**Written request:** Only the pictures stay out; every record is to be quoted exactly.

╭─ Supplied data

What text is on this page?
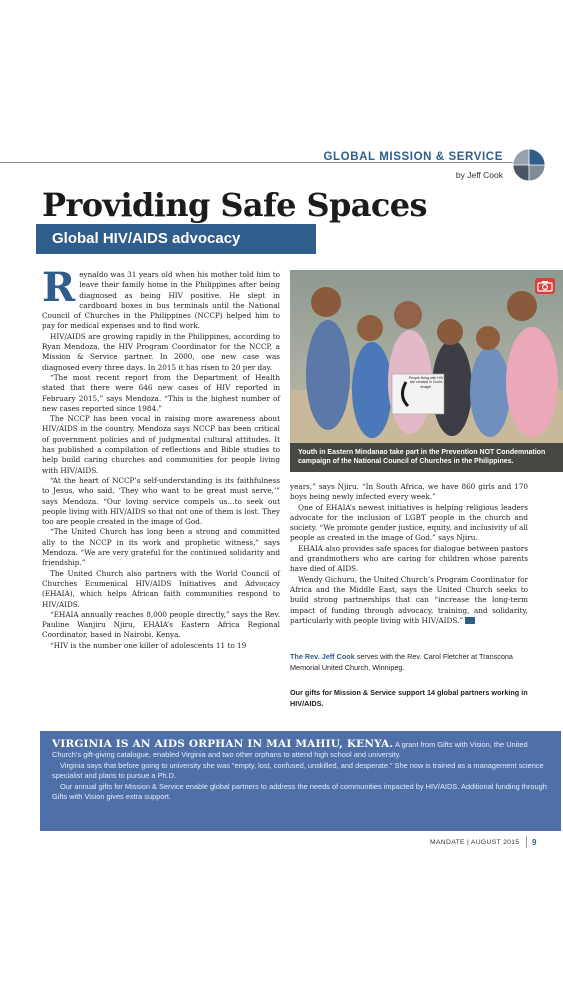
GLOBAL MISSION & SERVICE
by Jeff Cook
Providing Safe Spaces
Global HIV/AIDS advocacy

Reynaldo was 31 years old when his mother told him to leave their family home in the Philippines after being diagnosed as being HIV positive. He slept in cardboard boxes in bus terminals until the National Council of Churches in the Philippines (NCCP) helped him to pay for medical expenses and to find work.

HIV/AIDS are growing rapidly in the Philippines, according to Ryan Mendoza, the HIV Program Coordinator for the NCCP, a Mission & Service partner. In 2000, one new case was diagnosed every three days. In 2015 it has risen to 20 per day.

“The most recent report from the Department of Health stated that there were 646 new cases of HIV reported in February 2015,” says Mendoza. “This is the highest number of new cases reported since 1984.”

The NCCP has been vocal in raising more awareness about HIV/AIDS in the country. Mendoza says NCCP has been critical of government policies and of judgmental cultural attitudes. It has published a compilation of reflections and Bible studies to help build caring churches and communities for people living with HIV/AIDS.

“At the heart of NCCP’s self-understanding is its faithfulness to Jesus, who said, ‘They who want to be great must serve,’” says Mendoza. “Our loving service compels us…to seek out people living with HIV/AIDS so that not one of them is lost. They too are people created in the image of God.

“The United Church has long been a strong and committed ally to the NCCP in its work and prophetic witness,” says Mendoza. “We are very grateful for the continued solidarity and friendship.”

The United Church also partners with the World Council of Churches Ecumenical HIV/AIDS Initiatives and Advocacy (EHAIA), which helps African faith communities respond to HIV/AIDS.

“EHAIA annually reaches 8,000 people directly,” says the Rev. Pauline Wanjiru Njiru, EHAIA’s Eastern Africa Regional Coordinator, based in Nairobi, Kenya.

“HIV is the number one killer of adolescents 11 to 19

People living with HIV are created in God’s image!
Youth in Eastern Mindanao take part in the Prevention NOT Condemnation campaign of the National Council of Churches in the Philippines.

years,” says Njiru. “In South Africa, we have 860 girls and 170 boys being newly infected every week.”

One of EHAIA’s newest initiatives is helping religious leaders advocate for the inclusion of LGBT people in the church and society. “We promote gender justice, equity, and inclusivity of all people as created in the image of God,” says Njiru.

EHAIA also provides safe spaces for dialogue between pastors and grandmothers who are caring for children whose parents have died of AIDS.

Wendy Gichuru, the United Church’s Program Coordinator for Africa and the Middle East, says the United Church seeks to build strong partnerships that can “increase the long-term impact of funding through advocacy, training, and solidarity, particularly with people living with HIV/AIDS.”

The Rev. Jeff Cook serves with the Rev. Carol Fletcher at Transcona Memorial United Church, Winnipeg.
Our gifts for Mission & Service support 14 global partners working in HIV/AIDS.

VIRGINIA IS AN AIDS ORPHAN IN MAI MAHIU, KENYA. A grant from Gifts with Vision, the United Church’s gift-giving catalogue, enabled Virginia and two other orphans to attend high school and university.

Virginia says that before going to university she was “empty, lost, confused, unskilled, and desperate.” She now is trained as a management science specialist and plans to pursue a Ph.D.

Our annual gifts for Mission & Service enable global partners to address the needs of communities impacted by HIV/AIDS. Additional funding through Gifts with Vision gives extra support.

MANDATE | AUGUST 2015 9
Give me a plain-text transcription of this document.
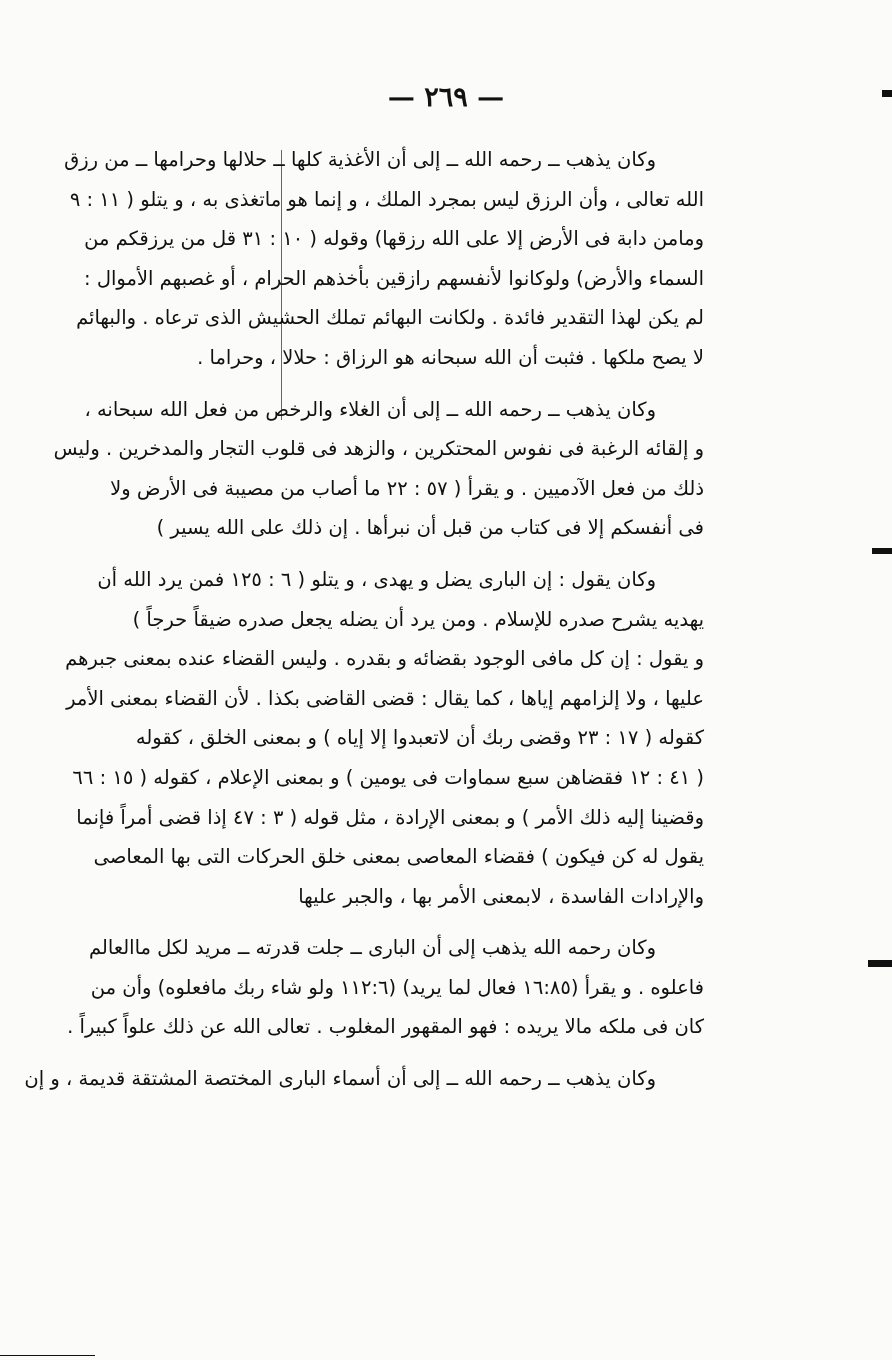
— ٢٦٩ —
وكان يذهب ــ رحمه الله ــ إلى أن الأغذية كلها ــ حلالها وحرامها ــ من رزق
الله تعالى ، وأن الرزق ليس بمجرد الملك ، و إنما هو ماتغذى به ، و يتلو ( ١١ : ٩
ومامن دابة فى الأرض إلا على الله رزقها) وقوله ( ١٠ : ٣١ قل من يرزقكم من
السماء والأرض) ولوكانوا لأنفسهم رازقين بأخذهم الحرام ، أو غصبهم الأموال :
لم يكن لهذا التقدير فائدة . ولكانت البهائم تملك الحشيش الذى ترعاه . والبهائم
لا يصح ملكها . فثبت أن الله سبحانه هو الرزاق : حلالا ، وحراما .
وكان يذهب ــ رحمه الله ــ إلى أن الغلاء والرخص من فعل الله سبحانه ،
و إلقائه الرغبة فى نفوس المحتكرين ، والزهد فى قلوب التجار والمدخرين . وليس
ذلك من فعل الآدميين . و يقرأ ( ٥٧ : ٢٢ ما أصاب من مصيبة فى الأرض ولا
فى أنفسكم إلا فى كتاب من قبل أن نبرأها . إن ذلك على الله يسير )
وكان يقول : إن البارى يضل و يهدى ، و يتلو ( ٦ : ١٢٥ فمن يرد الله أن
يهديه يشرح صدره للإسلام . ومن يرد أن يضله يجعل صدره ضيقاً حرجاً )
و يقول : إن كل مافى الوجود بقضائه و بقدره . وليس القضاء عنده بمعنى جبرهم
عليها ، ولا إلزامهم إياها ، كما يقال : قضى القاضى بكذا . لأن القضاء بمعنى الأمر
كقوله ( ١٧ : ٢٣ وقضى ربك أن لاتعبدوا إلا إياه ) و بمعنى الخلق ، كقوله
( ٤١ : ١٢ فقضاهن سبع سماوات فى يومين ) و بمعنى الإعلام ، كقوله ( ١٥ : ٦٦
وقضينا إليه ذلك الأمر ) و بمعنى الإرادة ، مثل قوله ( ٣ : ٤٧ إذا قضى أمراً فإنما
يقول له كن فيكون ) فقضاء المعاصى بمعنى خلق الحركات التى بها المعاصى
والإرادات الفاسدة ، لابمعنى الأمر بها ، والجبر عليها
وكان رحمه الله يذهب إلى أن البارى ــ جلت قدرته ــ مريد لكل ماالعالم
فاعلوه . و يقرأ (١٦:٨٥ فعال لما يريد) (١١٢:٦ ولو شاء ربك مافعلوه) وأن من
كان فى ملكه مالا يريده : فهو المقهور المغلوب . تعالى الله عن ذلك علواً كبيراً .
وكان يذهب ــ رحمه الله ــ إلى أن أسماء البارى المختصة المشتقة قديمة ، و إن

╰─

**Reply:**
What text is on this page?
GLOBAL MISSION & SERVICE
by Jeff Cook
Providing Safe Spaces
Global HIV/AIDS advocacy

Reynaldo was 31 years old when his mother told him to leave their family home in the Philippines after being diagnosed as being HIV positive. He slept in cardboard boxes in bus terminals until the National Council of Churches in the Philippines (NCCP) helped him to pay for medical expenses and to find work.

HIV/AIDS are growing rapidly in the Philippines, according to Ryan Mendoza, the HIV Program Coordinator for the NCCP, a Mission & Service partner. In 2000, one new case was diagnosed every three days. In 2015 it has risen to 20 per day.

“The most recent report from the Department of Health stated that there were 646 new cases of HIV reported in February 2015,” says Mendoza. “This is the highest number of new cases reported since 1984.”

The NCCP has been vocal in raising more awareness about HIV/AIDS in the country. Mendoza says NCCP has been critical of government policies and of judgmental cultural attitudes. It has published a compilation of reflections and Bible studies to help build caring churches and communities for people living with HIV/AIDS.

“At the heart of NCCP’s self-understanding is its faithfulness to Jesus, who said, ‘They who want to be great must serve,’” says Mendoza. “Our loving service compels us…to seek out people living with HIV/AIDS so that not one of them is lost. They too are people created in the image of God.

“The United Church has long been a strong and committed ally to the NCCP in its work and prophetic witness,” says Mendoza. “We are very grateful for the continued solidarity and friendship.”

The United Church also partners with the World Council of Churches Ecumenical HIV/AIDS Initiatives and Advocacy (EHAIA), which helps African faith communities respond to HIV/AIDS.

“EHAIA annually reaches 8,000 people directly,” says the Rev. Pauline Wanjiru Njiru, EHAIA’s Eastern Africa Regional Coordinator, based in Nairobi, Kenya.

“HIV is the number one killer of adolescents 11 to 19

People living with HIV are created in God’s image!
Youth in Eastern Mindanao take part in the Prevention NOT Condemnation campaign of the National Council of Churches in the Philippines.

years,” says Njiru. “In South Africa, we have 860 girls and 170 boys being newly infected every week.”

One of EHAIA’s newest initiatives is helping religious leaders advocate for the inclusion of LGBT people in the church and society. “We promote gender justice, equity, and inclusivity of all people as created in the image of God,” says Njiru.

EHAIA also provides safe spaces for dialogue between pastors and grandmothers who are caring for children whose parents have died of AIDS.

Wendy Gichuru, the United Church’s Program Coordinator for Africa and the Middle East, says the United Church seeks to build strong partnerships that can “increase the long-term impact of funding through advocacy, training, and solidarity, particularly with people living with HIV/AIDS.”

The Rev. Jeff Cook serves with the Rev. Carol Fletcher at Transcona Memorial United Church, Winnipeg.
Our gifts for Mission & Service support 14 global partners working in HIV/AIDS.

VIRGINIA IS AN AIDS ORPHAN IN MAI MAHIU, KENYA. A grant from Gifts with Vision, the United Church’s gift-giving catalogue, enabled Virginia and two other orphans to attend high school and university.

Virginia says that before going to university she was “empty, lost, confused, unskilled, and desperate.” She now is trained as a management science specialist and plans to pursue a Ph.D.

Our annual gifts for Mission & Service enable global partners to address the needs of communities impacted by HIV/AIDS. Additional funding through Gifts with Vision gives extra support.

MANDATE | AUGUST 2015 9
Give me a plain-text transcription of this document.
— ٢٦٩ —
وكان يذهب ــ رحمه الله ــ إلى أن الأغذية كلها ــ حلالها وحرامها ــ من رزق
الله تعالى ، وأن الرزق ليس بمجرد الملك ، و إنما هو ماتغذى به ، و يتلو ( ١١ : ٩
ومامن دابة فى الأرض إلا على الله رزقها) وقوله ( ١٠ : ٣١ قل من يرزقكم من
السماء والأرض) ولوكانوا لأنفسهم رازقين بأخذهم الحرام ، أو غصبهم الأموال :
لم يكن لهذا التقدير فائدة . ولكانت البهائم تملك الحشيش الذى ترعاه . والبهائم
لا يصح ملكها . فثبت أن الله سبحانه هو الرزاق : حلالا ، وحراما .
وكان يذهب ــ رحمه الله ــ إلى أن الغلاء والرخص من فعل الله سبحانه ،
و إلقائه الرغبة فى نفوس المحتكرين ، والزهد فى قلوب التجار والمدخرين . وليس
ذلك من فعل الآدميين . و يقرأ ( ٥٧ : ٢٢ ما أصاب من مصيبة فى الأرض ولا
فى أنفسكم إلا فى كتاب من قبل أن نبرأها . إن ذلك على الله يسير )
وكان يقول : إن البارى يضل و يهدى ، و يتلو ( ٦ : ١٢٥ فمن يرد الله أن
يهديه يشرح صدره للإسلام . ومن يرد أن يضله يجعل صدره ضيقاً حرجاً )
و يقول : إن كل مافى الوجود بقضائه و بقدره . وليس القضاء عنده بمعنى جبرهم
عليها ، ولا إلزامهم إياها ، كما يقال : قضى القاضى بكذا . لأن القضاء بمعنى الأمر
كقوله ( ١٧ : ٢٣ وقضى ربك أن لاتعبدوا إلا إياه ) و بمعنى الخلق ، كقوله
( ٤١ : ١٢ فقضاهن سبع سماوات فى يومين ) و بمعنى الإعلام ، كقوله ( ١٥ : ٦٦
وقضينا إليه ذلك الأمر ) و بمعنى الإرادة ، مثل قوله ( ٣ : ٤٧ إذا قضى أمراً فإنما
يقول له كن فيكون ) فقضاء المعاصى بمعنى خلق الحركات التى بها المعاصى
والإرادات الفاسدة ، لابمعنى الأمر بها ، والجبر عليها
وكان رحمه الله يذهب إلى أن البارى ــ جلت قدرته ــ مريد لكل ماالعالم
فاعلوه . و يقرأ (١٦:٨٥ فعال لما يريد) (١١٢:٦ ولو شاء ربك مافعلوه) وأن من
كان فى ملكه مالا يريده : فهو المقهور المغلوب . تعالى الله عن ذلك علواً كبيراً .
وكان يذهب ــ رحمه الله ــ إلى أن أسماء البارى المختصة المشتقة قديمة ، و إن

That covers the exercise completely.